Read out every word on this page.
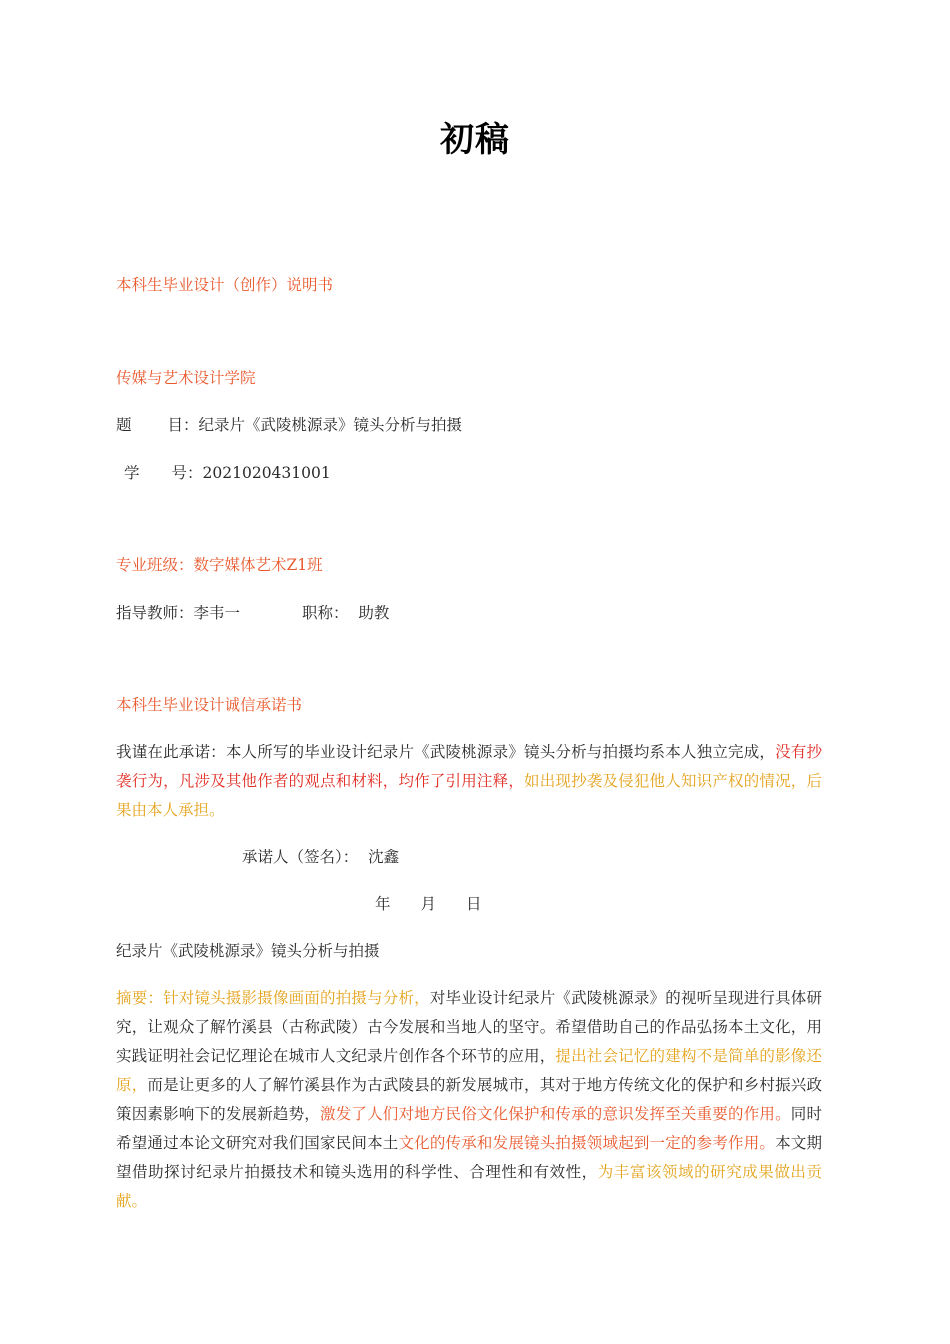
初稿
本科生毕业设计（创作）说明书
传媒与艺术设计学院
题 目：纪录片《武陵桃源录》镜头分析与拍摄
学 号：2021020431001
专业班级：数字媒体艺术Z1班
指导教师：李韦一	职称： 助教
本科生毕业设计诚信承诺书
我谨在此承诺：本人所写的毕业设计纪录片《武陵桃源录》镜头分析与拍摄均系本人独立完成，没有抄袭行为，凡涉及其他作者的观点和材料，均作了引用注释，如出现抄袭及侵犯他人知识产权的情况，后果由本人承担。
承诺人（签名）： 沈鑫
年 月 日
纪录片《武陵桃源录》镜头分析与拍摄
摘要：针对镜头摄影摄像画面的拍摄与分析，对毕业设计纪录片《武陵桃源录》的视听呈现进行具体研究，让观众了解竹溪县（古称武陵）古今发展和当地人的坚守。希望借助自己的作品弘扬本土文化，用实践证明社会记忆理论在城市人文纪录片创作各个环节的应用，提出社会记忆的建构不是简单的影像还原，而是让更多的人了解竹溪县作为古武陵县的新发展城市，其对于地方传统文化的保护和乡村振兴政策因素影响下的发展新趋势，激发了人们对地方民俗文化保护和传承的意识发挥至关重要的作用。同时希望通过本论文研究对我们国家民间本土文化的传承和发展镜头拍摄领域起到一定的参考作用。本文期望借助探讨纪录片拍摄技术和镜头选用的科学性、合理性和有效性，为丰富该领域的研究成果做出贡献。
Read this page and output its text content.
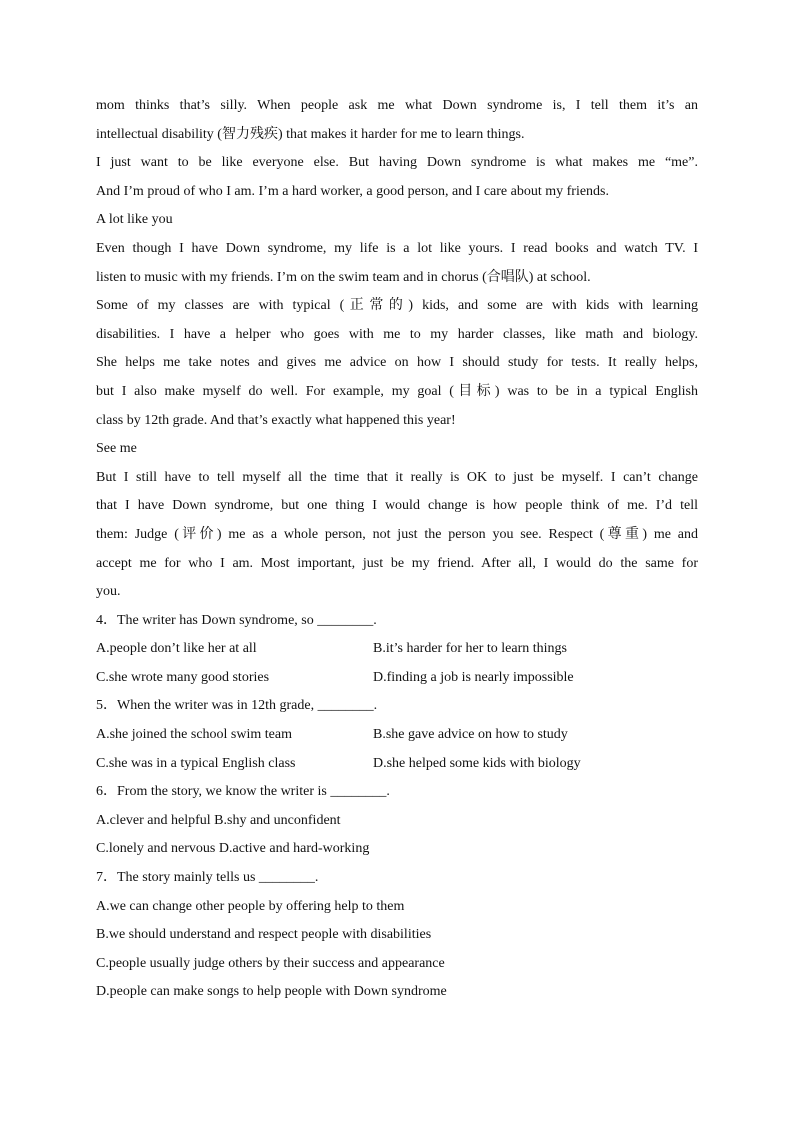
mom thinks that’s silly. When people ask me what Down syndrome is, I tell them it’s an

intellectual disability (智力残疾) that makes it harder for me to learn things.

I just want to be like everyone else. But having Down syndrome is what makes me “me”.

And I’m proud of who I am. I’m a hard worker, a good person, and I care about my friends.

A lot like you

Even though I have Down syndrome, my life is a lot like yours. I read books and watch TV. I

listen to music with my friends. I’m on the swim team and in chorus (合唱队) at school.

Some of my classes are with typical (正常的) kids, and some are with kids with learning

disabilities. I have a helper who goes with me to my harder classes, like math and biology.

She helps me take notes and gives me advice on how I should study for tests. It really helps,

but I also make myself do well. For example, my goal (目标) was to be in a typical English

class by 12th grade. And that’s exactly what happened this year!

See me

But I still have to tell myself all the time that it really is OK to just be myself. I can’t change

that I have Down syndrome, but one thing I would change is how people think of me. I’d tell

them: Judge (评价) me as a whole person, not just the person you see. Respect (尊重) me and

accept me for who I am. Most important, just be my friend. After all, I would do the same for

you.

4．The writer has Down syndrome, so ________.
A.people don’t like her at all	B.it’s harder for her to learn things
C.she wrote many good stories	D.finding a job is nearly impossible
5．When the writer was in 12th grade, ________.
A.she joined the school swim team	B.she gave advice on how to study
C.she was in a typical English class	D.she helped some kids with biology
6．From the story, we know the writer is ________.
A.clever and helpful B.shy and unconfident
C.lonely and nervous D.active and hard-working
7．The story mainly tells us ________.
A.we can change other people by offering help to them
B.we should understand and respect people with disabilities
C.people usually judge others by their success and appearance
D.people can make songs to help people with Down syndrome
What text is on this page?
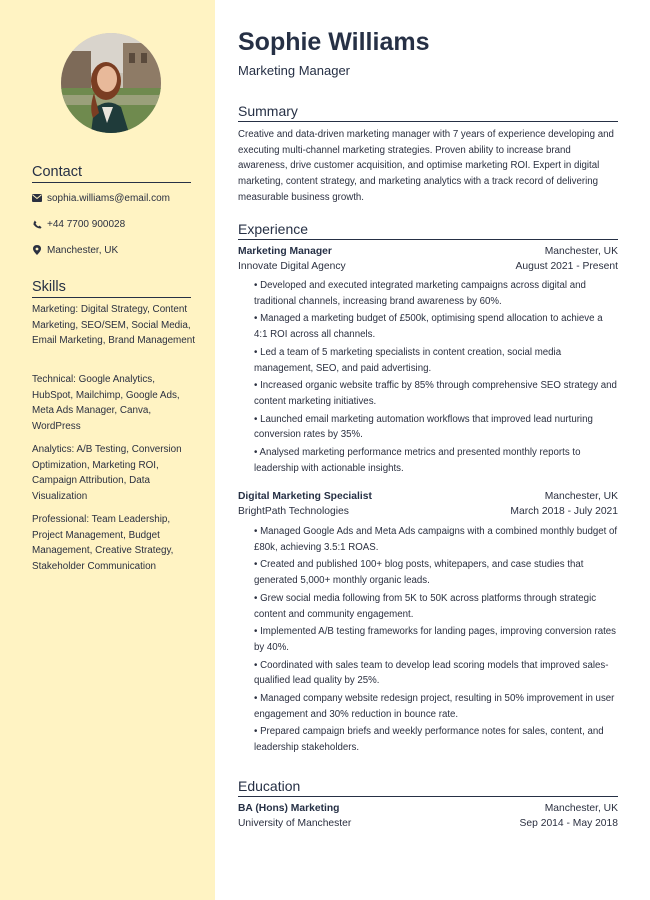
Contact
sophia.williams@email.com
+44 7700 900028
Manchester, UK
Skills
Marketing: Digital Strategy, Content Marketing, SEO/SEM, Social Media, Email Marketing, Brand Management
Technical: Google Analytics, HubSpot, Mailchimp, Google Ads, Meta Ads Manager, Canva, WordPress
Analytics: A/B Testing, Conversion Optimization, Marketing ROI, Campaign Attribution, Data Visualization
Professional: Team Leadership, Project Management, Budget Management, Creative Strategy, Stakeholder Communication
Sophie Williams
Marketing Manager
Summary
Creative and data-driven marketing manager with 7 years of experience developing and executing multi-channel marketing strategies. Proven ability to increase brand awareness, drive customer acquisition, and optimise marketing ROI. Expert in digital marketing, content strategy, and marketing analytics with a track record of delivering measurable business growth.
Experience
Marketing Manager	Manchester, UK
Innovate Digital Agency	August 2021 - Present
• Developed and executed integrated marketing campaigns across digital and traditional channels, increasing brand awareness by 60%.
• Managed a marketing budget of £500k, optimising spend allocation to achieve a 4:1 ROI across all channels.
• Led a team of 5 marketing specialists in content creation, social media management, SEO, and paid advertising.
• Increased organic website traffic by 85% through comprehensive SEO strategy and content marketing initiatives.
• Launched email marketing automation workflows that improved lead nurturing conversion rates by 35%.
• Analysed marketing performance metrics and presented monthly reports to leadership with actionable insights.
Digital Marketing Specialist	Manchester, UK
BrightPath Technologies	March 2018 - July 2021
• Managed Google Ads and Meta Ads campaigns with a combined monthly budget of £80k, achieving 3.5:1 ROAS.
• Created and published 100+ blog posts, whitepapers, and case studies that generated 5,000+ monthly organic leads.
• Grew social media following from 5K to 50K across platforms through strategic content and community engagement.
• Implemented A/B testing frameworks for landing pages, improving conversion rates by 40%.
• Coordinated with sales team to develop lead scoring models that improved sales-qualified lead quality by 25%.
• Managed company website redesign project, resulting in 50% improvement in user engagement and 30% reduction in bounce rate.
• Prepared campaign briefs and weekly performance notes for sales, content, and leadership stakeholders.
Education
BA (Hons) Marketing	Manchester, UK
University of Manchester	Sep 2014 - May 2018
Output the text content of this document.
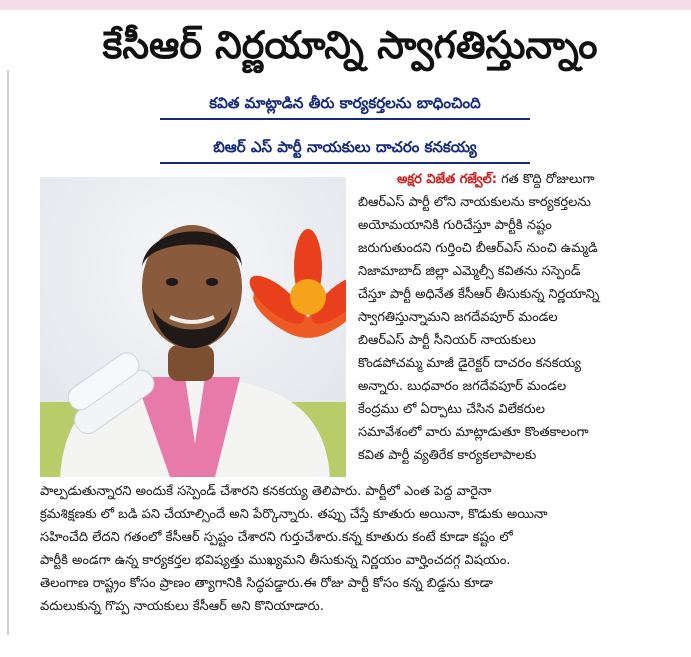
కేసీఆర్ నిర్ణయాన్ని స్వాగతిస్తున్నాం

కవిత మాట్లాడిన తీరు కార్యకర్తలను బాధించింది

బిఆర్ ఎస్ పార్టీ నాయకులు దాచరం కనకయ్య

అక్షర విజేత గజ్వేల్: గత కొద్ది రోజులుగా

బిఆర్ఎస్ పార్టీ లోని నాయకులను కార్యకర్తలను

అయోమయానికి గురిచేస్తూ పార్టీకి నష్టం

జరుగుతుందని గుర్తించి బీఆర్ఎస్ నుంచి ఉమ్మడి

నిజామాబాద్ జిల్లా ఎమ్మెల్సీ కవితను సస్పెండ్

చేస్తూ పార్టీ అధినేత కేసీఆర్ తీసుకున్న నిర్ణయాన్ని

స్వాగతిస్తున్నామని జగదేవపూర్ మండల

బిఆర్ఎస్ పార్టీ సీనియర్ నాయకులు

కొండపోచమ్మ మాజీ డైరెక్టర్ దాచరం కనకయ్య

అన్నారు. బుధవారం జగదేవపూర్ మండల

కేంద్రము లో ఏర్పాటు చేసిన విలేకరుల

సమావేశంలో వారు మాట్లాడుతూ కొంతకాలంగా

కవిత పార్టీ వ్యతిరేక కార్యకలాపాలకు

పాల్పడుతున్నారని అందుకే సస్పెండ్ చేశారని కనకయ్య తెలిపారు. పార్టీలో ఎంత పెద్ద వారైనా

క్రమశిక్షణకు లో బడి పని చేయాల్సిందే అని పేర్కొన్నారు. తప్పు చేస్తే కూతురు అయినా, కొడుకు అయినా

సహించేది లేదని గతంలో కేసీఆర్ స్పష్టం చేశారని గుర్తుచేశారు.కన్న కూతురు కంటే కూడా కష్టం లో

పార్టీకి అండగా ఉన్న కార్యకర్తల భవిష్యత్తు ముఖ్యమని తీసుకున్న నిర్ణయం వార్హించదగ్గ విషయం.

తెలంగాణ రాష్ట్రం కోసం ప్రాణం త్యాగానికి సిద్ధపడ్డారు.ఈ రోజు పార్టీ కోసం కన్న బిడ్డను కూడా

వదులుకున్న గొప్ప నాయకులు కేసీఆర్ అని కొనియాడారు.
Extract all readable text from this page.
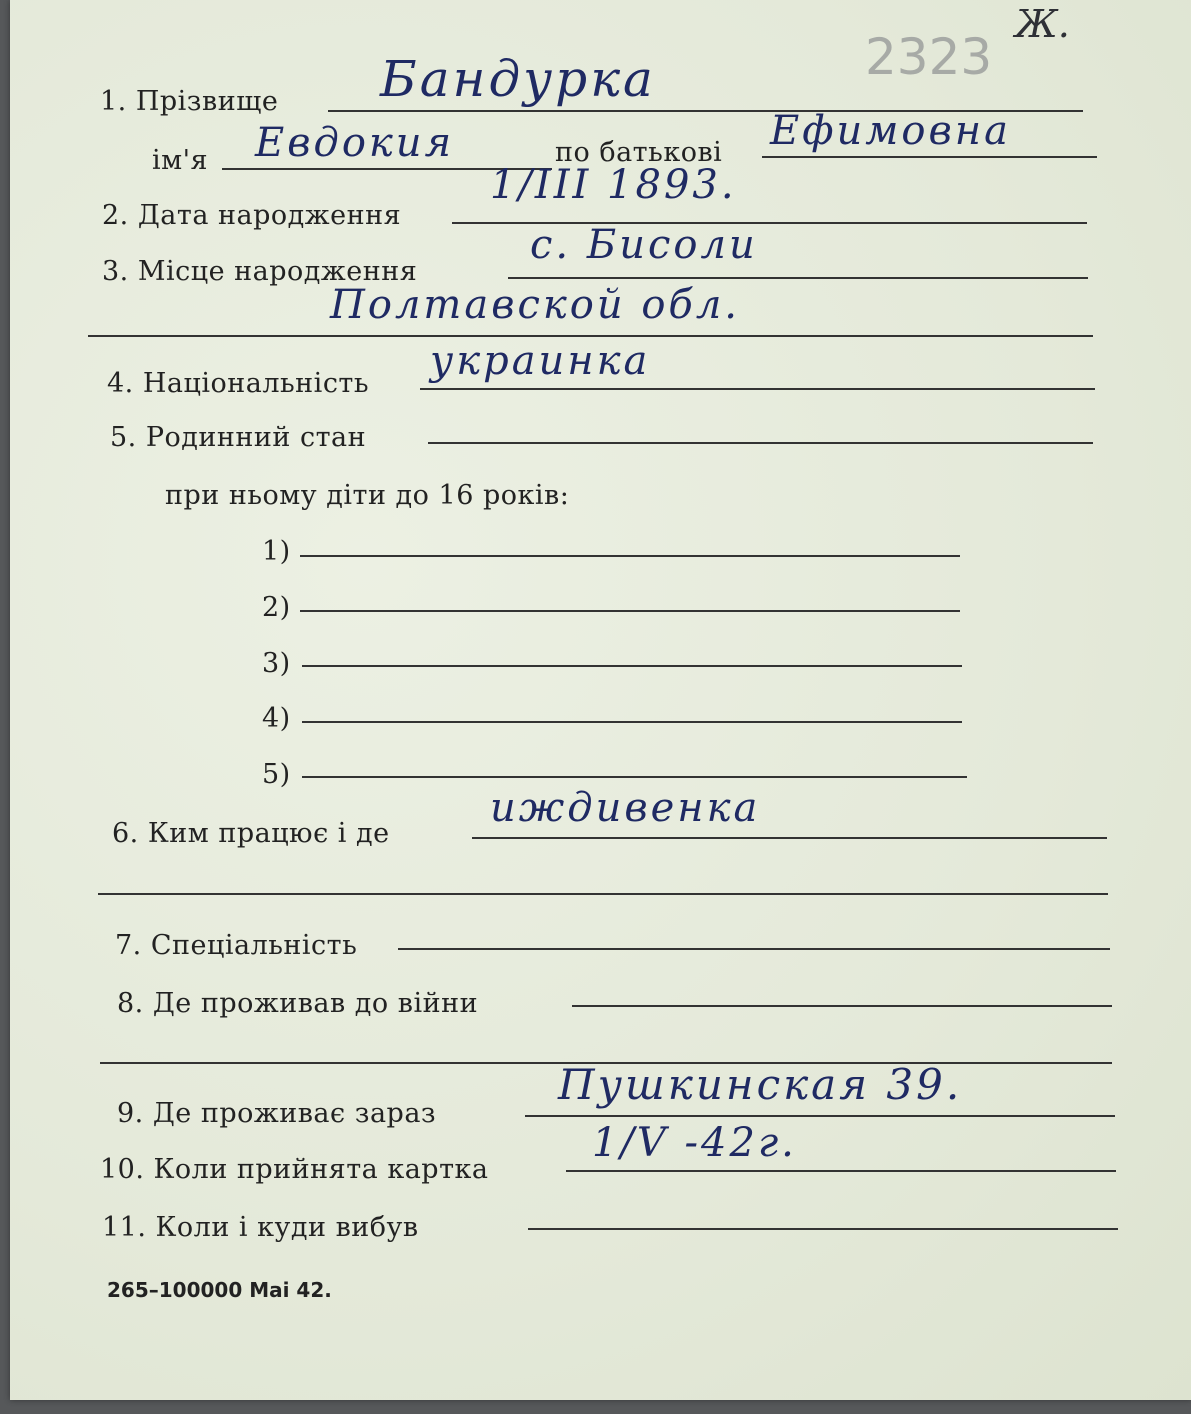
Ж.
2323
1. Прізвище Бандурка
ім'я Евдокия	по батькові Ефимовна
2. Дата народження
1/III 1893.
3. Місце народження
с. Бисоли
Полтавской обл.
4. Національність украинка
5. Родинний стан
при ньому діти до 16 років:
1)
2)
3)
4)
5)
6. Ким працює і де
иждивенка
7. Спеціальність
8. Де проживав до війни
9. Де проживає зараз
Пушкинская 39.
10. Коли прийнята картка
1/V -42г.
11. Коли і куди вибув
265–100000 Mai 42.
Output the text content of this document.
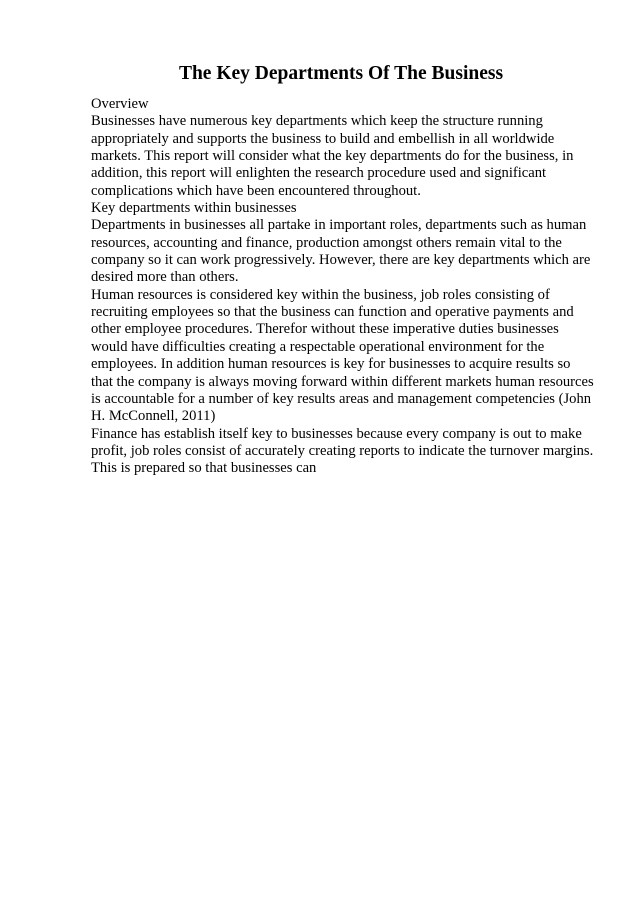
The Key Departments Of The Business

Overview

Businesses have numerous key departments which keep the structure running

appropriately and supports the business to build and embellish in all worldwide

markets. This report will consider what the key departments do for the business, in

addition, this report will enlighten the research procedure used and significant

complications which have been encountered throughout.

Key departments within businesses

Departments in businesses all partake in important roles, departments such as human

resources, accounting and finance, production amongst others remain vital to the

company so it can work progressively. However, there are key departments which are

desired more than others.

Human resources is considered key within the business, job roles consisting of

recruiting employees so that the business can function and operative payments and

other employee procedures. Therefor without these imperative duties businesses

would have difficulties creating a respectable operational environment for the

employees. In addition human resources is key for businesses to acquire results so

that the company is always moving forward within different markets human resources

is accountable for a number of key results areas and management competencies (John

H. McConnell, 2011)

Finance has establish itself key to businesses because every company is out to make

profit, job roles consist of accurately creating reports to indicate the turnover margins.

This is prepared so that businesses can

+++

= TASK STATEMENT =
All lines above containing the string "things" are to be collected.

= ANSWER BELOW =
intellectual disability (智力残疾) that makes it harder for me to learn things.
A.people don’t like her at all	B.it’s harder for her to learn things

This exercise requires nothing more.